Objective: Look through the material and copy each line holding "name".
# start of Exercise data
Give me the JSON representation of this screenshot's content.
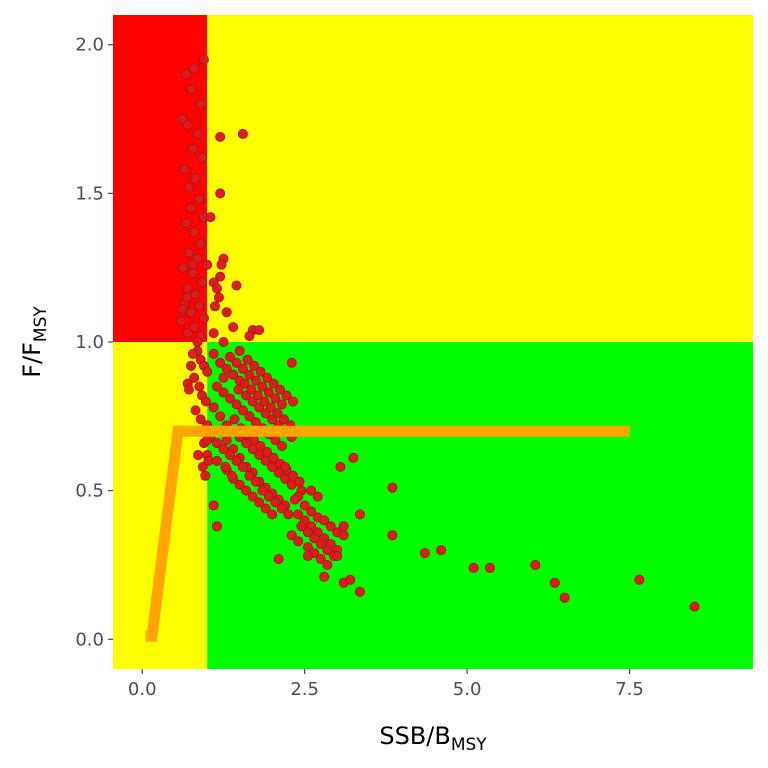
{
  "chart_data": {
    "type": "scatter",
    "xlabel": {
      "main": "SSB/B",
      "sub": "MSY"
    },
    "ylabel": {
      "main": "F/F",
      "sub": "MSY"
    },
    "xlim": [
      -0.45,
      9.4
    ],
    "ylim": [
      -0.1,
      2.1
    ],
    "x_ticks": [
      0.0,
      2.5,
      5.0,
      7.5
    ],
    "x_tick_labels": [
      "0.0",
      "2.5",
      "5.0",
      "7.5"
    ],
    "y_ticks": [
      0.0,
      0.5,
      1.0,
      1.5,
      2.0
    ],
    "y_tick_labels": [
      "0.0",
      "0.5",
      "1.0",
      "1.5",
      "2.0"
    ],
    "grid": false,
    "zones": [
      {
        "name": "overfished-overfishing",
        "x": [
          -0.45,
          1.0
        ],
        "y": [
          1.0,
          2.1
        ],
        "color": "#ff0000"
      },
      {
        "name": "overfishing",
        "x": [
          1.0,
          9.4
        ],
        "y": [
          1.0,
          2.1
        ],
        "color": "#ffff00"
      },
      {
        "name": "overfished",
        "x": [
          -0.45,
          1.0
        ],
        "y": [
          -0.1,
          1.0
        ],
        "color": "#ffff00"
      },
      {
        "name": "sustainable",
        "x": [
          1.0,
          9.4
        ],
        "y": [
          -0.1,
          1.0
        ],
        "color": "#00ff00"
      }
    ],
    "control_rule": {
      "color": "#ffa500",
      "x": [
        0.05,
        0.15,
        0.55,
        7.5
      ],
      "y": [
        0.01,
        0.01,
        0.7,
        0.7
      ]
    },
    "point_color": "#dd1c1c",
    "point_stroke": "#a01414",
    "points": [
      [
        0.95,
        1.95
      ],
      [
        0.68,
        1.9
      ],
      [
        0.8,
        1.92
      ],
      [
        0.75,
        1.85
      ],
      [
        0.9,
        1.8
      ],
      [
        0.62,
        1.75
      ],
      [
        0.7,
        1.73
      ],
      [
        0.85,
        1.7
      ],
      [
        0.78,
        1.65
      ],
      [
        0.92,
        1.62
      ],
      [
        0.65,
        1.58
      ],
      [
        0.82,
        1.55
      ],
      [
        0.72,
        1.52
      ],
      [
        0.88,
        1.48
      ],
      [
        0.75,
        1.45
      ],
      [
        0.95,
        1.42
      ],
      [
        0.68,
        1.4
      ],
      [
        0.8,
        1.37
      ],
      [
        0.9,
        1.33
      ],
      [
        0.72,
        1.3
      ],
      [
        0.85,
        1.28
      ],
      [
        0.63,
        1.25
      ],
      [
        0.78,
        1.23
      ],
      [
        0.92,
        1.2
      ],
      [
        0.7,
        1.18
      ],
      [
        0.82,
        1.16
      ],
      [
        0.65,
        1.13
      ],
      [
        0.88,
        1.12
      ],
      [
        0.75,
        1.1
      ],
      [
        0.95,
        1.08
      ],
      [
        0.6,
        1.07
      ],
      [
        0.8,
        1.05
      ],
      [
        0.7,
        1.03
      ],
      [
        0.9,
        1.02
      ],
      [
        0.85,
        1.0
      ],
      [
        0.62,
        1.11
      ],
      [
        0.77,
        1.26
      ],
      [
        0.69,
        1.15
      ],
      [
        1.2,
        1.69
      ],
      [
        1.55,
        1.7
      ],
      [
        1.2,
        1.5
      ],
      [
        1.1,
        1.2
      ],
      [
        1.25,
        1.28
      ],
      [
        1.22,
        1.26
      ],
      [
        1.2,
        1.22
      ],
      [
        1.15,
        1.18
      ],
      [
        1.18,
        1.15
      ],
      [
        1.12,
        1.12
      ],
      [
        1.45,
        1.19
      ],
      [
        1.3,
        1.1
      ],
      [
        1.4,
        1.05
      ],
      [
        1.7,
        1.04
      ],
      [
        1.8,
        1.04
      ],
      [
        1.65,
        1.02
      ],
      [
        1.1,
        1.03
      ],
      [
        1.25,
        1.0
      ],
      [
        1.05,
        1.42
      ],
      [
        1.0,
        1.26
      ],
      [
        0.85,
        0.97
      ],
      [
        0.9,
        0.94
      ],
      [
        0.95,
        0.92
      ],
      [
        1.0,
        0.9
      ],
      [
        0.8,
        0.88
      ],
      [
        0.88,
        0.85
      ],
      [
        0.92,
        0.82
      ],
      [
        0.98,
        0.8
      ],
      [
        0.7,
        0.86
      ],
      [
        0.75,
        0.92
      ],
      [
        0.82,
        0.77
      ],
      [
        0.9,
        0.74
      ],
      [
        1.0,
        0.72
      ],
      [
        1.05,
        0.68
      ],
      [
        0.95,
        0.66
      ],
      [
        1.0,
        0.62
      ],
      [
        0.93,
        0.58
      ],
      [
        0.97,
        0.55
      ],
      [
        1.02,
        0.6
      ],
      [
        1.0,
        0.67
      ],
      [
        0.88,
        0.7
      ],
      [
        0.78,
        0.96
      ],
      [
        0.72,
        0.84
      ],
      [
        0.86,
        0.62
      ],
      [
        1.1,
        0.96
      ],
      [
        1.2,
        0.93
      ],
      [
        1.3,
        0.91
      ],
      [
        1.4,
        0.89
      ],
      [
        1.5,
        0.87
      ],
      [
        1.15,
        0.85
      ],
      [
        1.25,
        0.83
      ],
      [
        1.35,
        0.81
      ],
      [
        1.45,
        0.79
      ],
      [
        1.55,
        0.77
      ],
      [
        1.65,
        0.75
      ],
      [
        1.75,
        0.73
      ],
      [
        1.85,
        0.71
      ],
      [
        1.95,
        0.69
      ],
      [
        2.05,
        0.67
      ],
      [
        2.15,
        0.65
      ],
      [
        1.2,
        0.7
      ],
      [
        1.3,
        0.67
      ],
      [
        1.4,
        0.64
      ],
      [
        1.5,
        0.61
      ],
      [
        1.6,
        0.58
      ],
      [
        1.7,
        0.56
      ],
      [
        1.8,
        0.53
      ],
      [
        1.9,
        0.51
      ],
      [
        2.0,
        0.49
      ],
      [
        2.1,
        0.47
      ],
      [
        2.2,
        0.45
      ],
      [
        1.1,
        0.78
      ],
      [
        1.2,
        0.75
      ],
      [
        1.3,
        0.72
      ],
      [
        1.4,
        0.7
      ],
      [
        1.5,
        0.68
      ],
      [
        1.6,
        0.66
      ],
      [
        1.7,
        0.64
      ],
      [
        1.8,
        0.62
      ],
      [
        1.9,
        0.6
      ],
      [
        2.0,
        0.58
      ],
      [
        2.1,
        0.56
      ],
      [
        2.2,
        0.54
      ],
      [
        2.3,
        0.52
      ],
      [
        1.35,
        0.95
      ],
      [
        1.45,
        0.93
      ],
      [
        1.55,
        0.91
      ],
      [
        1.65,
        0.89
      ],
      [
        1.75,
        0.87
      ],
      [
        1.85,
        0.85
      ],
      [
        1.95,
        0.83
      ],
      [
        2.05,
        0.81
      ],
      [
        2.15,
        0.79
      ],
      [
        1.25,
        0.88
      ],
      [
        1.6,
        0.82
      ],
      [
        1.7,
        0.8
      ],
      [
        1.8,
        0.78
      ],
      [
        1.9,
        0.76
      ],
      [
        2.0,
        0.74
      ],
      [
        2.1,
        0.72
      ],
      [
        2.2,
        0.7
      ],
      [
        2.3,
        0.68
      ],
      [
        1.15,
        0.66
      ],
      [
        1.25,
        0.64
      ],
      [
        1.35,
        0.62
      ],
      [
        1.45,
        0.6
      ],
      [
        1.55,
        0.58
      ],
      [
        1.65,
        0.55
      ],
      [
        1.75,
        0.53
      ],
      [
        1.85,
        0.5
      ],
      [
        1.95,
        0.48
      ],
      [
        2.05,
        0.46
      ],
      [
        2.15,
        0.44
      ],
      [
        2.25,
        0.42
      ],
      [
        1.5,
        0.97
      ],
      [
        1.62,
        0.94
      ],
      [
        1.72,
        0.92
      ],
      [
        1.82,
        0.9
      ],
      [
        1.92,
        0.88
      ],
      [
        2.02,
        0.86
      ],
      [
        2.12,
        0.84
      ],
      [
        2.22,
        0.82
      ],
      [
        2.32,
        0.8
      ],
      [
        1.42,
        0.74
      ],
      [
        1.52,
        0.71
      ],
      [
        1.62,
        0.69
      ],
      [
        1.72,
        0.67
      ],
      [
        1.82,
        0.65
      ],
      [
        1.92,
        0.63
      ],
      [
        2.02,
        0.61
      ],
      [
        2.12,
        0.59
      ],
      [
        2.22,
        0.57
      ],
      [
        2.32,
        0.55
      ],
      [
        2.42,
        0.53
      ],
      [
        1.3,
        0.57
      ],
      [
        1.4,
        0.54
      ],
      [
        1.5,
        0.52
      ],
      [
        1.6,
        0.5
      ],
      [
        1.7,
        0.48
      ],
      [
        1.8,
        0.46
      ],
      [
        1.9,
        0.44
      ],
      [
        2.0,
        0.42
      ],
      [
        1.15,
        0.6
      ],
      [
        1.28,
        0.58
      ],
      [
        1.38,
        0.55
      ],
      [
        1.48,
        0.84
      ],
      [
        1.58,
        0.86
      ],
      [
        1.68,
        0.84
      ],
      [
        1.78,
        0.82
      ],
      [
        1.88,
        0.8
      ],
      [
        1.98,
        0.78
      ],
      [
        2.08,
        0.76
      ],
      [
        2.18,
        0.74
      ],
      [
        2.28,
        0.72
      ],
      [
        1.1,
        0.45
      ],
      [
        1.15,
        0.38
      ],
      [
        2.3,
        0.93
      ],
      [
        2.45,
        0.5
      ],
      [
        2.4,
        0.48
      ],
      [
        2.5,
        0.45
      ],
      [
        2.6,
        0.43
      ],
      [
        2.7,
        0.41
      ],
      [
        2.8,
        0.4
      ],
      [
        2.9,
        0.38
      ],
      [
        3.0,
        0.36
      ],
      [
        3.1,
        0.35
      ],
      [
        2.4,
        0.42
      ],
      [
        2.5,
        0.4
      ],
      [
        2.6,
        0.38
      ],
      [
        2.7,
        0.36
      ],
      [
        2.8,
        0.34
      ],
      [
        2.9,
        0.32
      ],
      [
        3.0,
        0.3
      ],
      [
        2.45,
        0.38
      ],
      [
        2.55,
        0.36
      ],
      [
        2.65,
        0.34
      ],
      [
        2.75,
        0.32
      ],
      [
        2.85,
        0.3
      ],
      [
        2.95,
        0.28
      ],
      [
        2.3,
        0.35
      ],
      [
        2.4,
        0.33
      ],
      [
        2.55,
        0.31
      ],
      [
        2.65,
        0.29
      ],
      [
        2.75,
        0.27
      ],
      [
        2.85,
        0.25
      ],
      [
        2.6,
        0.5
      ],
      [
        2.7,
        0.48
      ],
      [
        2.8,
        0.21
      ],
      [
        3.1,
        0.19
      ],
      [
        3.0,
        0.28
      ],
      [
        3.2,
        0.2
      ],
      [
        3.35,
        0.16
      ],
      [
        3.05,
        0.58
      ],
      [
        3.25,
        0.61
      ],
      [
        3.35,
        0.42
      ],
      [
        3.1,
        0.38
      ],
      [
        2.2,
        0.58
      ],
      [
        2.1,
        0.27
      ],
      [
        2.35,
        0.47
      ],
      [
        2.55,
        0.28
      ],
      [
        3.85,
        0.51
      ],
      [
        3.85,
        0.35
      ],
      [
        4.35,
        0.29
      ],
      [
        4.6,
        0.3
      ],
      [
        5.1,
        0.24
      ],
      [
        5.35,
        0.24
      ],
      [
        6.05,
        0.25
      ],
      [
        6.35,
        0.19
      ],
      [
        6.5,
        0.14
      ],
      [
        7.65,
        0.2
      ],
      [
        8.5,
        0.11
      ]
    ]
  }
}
# end of Exercise data
# start of Exercise data
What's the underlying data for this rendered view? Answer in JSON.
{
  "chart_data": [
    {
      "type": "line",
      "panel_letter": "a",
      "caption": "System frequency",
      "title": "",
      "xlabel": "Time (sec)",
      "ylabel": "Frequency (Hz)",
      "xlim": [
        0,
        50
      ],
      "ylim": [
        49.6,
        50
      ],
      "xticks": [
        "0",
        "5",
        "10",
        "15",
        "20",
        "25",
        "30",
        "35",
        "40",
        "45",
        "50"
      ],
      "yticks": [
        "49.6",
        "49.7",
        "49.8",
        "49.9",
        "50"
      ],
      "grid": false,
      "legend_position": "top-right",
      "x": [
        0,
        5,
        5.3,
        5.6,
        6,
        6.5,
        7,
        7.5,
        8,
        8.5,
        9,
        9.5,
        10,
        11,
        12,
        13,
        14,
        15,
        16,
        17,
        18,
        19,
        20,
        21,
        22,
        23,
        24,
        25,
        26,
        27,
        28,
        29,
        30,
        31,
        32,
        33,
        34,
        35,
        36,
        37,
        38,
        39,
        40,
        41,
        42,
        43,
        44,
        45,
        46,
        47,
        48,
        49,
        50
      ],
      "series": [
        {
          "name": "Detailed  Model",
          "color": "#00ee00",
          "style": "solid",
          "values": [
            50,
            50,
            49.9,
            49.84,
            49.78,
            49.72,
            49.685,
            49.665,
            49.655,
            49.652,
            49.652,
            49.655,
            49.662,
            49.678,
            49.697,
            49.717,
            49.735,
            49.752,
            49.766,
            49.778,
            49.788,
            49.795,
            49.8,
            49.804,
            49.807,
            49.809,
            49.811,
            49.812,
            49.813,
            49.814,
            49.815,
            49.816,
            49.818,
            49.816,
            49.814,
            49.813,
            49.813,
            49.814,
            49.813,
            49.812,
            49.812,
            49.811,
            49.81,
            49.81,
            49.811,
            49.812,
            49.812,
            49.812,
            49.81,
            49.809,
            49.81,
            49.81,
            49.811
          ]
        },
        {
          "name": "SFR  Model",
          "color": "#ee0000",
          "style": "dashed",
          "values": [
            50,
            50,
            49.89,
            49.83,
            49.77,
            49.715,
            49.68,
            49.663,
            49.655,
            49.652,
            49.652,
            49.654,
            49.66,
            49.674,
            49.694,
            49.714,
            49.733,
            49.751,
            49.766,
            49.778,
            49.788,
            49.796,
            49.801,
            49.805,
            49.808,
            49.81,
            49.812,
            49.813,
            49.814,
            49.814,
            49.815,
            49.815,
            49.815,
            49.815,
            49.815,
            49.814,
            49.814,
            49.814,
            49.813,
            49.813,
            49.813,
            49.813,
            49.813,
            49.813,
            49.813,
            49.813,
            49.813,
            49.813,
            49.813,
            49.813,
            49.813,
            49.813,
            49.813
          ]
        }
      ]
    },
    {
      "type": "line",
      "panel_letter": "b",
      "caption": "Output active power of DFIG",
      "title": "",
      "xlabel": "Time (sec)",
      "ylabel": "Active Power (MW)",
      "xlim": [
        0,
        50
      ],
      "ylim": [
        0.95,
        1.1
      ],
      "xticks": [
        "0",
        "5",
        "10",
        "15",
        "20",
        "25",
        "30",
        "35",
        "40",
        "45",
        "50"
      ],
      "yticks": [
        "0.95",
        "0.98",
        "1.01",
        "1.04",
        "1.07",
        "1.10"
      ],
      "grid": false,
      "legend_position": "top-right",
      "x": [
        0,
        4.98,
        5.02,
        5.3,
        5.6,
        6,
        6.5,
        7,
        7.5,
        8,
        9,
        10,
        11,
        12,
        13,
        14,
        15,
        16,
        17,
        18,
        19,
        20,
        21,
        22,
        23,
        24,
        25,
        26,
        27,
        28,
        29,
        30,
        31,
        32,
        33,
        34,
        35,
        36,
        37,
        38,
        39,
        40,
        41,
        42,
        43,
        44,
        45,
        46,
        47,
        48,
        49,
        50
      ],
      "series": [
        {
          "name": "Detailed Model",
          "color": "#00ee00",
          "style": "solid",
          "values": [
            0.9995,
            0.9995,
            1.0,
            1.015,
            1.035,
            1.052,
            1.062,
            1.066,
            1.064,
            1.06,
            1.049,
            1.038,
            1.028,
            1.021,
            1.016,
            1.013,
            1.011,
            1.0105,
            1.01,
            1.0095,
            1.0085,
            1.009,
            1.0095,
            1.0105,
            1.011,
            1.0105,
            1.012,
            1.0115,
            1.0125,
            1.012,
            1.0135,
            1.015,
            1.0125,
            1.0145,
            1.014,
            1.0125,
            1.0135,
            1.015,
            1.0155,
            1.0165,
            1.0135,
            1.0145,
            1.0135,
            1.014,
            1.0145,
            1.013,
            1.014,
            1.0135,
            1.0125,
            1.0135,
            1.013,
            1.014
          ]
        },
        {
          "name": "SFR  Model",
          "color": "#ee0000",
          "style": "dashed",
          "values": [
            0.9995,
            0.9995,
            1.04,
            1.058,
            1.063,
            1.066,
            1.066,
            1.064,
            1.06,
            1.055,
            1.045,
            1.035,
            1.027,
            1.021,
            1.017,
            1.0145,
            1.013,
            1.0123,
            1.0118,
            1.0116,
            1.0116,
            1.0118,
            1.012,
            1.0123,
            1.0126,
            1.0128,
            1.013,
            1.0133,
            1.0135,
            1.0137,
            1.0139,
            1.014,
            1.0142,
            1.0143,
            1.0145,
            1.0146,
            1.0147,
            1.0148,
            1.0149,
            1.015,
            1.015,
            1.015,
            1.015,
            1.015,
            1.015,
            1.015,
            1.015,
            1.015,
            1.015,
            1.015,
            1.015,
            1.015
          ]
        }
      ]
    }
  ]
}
# end of Exercise data
Task response:
        "name": "overfished-overfishing",
        "name": "overfishing",
        "name": "overfished",
        "name": "sustainable",
          "name": "Detailed  Model",
          "name": "SFR  Model",
          "name": "Detailed Model",
          "name": "SFR  Model",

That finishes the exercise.